>> start Article

As I continued to invest everything I had into my beliefs and the people in the church, I began to notice that most of them had a kind of casual Christianity. They didn’t read their bibles or study much or even really do anything about their belief except for going to church and groups. They were drawn to the social aspects of church but didn’t want to invest much of themselves. So, I made it my goal to help people become fully devoted followers. I got religious tattoos as a reminder to myself that I would never turn away from god again. (I’m kicking myself now, as it’s really expensive to have them removed or redone into something else). I encouraged everyone around me to be more fully committed. I was a hard core evangelist, with a focus on the people inside the church.

I remember when I realized that even the people I believed were fully dedicated to god had their own doubts. The Purpose Driven Life had just come out, and I was asked to lead the 40-day church program that went along with the book. I put together a team of the most devout leaders and we began planning. We needed to set goals that we could shoot for and in our meeting, we came up with the goal to get as many of the ~1500 people as we could involved in a small group. I thought that we should come up with a goal that only god could reach, showing everyone how powerful he was, so I proposed that we shoot for 120% involvement, meaning that there would be more people in small groups than we had in the church. The rest of the team shot me down pretty hard, talking about setting realistic expectations and achievable goals. Where is their faith, I wondered? It was striking to me that with all the talk about believing in and expecting god to do amazing things, when the time came to put that to the test, no one wanted to. It was the first bump in my belief system, but I marked it off to their lack of faith.

The second bump for me was from a college pastor at the church. We answered the call of the church to have a young man who was being hired to lead the college ministry live with us. We were told that it would only be for a month or two at the most. He lived with us for 16 months, and we became very close friends. It turned out later that he was told that his “rent” was being paid by the church and was part of his pay. We were never given a dime.

>> end Article
>> start Source material

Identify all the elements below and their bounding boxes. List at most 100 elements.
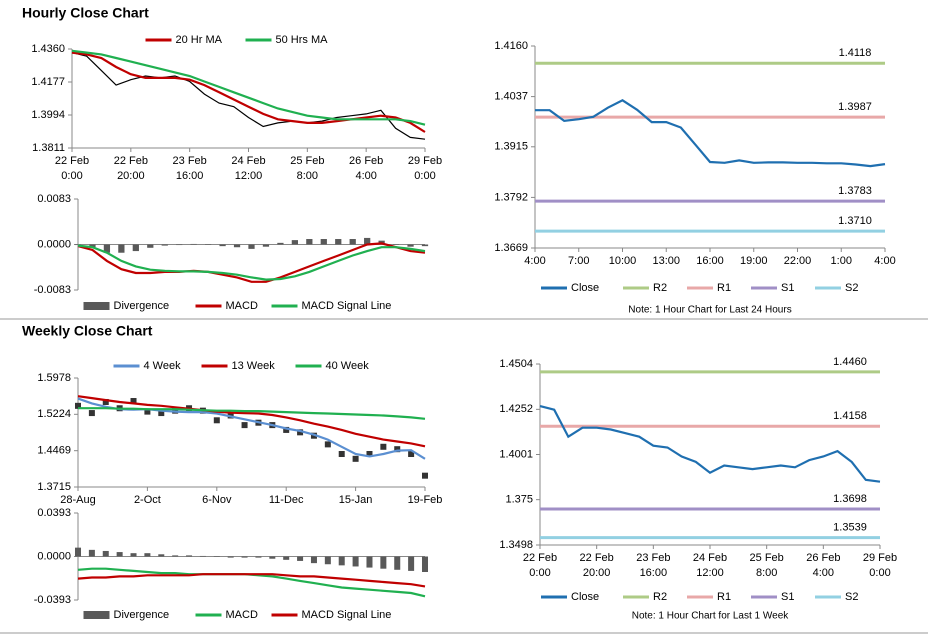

>> end Source material

**Problem set:**
• A. In the account of church life, what involvement goal did the writer propose for the 40-day program?
• B. Copy the account of church life word for word, starting with "As I continued" and going on through "inside the church.".
• C. Write the next part of the account of church life, picking up after its final sentence.

**In response:**
• A. 120% involvement, meaning more people in small groups than the church had members.

• B.
As I continued to invest everything I had into my beliefs and the people in the church, I began to notice that most of them had a kind of casual Christianity. They didn’t read their bibles or study much or even really do anything about their belief except for going to church and groups. They were drawn to the social aspects of church but didn’t want to invest much of themselves. So, I made it my goal to help people become fully devoted followers. I got religious tattoos as a reminder to myself that I would never turn away from god again. (I’m kicking myself now, as it’s really expensive to have them removed or redone into something else). I encouraged everyone around me to be more fully committed. I was a hard core evangelist, with a focus on the people inside the church.

• C.
Eddie (not his real name) was every bit as passionate about god as I was, and we had many nights of great discussions. I knew that he was fully committed and sought god with all his heart. So, when I found out that he believed in theistic evolution (the theory that god used evolution to create the earth), I was stunned. You see, I believed in a literal interpretation of the bible, and to hear that someone who was as fully devoted as I was could believe in evolution was really difficult. I had just assumed that god made everything clear to those who diligently sought him, so how could we believe two very different things about the creation of the world?

This was the first of several times that my beliefs were shaken by things like this. There would be two writers that I deeply respected who held opposite beliefs on the role of women in the church. There were very different views on the “once saved always saved” or can you lose your salvation issue. I had often seen disagreements in the church, but I always chalked that up to people being at different points in their walks. And most of the disagreements were about things that didn’t seem to be that important. But I couldn’t understand why the deeply faithful would come to opposite decisions about the biggies. Is god a god of confusion? I would study scriptures and eventually come to my own belief on those issues, but I just couldn’t ever fathom why there would be such discord among the “true believers”.

Over the years, I also saw the dirty underbelly of church leadership. The senior pastor threatened when the college group grew from 18 to over 300 in a few months. Bickering among the leaders about the direction this or that ministry should go. Personality conflicts that lead to people leaving with hurt and sadness. Jealousy when the homeless ministry made the local news channels. But I had grown up with that, so it never struck me as anything other than normal. Eventually, these conflicts came close to me and my family and we decided that it was time to seek another church.

That was a very rough time for me. It felt like how I imagine a divorce must feel. We bounced from church to church, feeling very disconnected and trying to find a place to fit in. It was at one of those churches that a huge blow that would lead to the collapse of my beliefs happened.

We found a pastor that we really liked. His messages were deep, meaningful, entertaining and convicting. The church was more conservative than we preferred, but we loved the teaching of this pastor. One week, he began a 4 part series on the story of Noah and the flood. He came at it from a totally different perspective than I had ever heard or thought of before, and I was enthralled. On the 4th Sunday, he mentioned that there were different interpretations of the story within the church, and he brought up the fact that the flood story actually appeared in earlier writings that were not biblical at all. I was stunned. Could it be true that the bible borrowed the flood story from earlier secular writings (hint: Epic of Gilgamesh)? It was just a fable?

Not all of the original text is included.